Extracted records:

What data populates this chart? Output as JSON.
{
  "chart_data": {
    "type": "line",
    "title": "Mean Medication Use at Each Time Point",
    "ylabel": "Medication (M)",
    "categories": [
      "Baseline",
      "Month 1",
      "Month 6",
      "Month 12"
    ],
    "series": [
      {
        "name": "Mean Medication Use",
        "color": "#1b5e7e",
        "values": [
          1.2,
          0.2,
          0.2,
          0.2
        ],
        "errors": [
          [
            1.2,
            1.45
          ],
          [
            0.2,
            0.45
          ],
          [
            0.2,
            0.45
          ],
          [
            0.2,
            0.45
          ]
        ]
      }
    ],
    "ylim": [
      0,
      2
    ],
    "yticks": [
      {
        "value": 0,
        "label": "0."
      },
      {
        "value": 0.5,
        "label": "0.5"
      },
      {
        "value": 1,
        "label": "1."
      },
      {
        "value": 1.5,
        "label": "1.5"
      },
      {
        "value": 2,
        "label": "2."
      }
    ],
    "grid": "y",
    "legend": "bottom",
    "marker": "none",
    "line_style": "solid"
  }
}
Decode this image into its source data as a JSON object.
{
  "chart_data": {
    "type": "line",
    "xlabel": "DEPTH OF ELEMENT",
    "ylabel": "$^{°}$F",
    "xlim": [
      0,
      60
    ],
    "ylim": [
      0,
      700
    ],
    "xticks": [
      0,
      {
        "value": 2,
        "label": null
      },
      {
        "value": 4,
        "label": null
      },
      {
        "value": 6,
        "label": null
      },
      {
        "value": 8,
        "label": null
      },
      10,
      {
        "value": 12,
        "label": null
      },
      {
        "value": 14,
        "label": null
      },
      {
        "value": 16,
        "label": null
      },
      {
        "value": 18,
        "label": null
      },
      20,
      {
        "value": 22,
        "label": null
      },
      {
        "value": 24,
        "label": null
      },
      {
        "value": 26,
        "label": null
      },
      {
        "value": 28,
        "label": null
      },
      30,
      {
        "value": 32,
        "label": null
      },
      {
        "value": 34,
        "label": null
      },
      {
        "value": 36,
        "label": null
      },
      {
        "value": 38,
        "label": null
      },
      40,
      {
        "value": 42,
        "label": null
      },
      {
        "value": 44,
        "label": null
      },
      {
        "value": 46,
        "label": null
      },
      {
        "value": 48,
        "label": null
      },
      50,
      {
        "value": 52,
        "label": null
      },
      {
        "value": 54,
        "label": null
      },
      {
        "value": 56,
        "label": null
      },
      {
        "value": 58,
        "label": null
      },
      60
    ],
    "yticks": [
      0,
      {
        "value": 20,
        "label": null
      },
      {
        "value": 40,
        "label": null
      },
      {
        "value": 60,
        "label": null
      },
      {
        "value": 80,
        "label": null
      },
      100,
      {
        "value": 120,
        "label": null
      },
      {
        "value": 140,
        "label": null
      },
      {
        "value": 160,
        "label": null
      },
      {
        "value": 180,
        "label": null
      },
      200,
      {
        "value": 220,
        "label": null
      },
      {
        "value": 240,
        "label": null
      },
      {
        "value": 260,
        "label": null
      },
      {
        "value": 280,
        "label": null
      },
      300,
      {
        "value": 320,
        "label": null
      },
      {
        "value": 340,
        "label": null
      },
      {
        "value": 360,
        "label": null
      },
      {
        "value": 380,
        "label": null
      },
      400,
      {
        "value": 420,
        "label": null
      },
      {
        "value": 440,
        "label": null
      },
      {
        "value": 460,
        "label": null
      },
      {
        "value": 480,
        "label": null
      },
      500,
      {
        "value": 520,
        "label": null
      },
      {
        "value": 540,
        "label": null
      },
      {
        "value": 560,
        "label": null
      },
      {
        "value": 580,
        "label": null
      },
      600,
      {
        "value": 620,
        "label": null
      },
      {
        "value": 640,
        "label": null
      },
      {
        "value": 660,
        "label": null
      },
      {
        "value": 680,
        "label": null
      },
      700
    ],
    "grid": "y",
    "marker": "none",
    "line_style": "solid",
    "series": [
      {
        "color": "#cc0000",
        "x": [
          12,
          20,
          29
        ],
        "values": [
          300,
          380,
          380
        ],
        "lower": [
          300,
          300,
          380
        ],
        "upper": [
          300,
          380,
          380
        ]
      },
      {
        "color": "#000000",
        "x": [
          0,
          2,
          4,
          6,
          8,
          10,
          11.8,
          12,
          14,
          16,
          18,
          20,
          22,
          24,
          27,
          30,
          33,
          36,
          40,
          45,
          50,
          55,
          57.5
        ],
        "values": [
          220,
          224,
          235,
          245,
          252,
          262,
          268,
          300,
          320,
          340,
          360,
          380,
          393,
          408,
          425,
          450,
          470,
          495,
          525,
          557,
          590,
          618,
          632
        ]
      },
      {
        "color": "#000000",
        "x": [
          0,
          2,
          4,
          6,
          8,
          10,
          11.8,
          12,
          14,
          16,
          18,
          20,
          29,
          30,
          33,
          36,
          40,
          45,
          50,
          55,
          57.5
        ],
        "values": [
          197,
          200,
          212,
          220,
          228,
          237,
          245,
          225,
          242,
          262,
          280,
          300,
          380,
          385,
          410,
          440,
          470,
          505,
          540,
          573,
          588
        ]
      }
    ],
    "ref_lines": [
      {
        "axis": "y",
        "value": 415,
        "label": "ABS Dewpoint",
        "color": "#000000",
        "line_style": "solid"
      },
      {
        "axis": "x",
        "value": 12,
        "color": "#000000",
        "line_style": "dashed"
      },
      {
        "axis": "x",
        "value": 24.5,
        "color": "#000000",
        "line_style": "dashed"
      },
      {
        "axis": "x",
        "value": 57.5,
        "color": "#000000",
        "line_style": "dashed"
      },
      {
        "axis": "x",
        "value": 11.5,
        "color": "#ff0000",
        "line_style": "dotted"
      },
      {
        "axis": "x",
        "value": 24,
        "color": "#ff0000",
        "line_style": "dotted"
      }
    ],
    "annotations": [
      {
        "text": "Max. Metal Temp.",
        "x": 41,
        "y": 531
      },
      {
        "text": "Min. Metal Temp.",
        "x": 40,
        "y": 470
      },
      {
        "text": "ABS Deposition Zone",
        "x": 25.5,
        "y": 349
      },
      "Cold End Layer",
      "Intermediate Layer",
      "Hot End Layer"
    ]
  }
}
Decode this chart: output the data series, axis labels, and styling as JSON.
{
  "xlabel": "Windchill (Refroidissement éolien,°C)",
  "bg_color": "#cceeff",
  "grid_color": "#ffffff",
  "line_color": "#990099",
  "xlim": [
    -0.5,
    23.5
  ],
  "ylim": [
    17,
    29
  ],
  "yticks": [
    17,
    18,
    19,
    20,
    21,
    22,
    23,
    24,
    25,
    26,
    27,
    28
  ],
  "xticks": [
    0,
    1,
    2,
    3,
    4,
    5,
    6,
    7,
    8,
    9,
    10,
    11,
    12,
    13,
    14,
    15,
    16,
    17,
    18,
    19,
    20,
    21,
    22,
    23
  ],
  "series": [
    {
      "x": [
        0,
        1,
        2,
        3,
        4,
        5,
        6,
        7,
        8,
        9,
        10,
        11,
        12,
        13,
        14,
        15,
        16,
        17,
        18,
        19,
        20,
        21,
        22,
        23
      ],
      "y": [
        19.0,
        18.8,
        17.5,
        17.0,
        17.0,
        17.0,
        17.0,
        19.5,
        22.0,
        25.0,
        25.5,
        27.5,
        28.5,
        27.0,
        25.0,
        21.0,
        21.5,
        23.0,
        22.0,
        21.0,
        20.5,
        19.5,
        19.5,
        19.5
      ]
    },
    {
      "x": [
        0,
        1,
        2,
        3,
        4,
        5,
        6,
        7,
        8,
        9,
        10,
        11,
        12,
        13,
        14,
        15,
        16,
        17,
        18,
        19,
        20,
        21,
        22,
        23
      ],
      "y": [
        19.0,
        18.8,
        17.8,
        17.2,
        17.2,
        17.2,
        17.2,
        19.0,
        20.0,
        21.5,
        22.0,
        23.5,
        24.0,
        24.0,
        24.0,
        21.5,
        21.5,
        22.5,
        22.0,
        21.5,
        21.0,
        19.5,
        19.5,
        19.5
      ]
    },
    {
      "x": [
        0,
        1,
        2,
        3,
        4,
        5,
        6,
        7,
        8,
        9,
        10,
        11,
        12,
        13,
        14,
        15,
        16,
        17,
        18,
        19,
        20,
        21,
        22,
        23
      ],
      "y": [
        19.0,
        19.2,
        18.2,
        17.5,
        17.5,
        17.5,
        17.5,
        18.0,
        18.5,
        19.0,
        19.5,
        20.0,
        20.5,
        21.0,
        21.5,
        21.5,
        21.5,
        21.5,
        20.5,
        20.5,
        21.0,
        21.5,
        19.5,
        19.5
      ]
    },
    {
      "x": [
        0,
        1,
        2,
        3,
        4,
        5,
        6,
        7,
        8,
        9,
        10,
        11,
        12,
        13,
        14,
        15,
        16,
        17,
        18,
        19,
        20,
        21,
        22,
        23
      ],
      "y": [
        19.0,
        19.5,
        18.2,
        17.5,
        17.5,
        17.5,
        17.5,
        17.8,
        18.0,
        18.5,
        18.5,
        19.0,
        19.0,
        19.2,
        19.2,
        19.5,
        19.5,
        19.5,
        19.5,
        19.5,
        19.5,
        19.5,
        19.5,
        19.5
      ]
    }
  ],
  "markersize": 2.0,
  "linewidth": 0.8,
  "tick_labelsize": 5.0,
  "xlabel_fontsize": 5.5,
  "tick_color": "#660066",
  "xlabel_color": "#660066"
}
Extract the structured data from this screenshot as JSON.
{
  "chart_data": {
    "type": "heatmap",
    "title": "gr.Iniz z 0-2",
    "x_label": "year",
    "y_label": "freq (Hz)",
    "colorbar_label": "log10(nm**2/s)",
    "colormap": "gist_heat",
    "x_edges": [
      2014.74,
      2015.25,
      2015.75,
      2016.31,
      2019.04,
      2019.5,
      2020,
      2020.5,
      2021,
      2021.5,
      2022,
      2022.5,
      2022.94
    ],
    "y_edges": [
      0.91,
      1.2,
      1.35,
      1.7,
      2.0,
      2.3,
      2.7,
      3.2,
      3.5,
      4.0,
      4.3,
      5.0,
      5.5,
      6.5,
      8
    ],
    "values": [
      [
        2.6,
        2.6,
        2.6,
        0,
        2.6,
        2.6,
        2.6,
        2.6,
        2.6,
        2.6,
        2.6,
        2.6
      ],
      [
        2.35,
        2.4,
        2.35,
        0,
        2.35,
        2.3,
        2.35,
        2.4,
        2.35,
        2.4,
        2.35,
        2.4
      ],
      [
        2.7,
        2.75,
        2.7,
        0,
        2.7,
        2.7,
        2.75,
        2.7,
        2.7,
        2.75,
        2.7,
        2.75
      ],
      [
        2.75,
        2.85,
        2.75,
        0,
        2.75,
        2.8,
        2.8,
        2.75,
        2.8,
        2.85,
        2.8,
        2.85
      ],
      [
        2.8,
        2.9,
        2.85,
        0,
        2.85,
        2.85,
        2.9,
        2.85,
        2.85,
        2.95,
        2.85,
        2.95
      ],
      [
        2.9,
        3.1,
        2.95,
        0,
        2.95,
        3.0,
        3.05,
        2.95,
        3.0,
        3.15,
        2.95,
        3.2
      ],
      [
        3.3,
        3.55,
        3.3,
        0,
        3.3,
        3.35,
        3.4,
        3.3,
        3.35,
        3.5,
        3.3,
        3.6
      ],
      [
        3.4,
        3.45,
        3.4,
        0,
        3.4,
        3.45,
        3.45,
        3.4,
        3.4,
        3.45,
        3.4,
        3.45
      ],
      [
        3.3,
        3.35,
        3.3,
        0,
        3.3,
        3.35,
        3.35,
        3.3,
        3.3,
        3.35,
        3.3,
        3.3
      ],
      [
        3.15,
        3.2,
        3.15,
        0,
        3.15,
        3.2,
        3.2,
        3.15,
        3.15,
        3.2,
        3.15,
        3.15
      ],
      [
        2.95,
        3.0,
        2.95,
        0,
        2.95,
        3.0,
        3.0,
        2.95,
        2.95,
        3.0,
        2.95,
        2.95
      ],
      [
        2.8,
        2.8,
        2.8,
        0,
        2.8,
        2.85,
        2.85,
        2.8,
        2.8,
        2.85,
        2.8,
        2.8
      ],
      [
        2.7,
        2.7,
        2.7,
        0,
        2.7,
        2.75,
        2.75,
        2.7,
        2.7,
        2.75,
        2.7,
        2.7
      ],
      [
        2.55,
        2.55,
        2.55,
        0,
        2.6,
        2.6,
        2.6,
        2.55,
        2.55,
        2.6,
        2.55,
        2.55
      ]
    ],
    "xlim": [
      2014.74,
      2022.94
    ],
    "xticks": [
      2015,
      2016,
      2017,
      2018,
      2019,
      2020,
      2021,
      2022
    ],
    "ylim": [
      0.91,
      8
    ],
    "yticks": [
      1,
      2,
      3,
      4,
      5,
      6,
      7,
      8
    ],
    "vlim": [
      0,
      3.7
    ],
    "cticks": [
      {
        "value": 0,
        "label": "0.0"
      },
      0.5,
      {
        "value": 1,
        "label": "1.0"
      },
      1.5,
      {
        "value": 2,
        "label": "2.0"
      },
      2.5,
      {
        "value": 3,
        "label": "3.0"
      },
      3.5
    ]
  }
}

Task prompt:
In the entries above, find every line with the word "Mean" and list it.

Response to this exercise:
    "title": "Mean Medication Use at Each Time Point",
        "name": "Mean Medication Use",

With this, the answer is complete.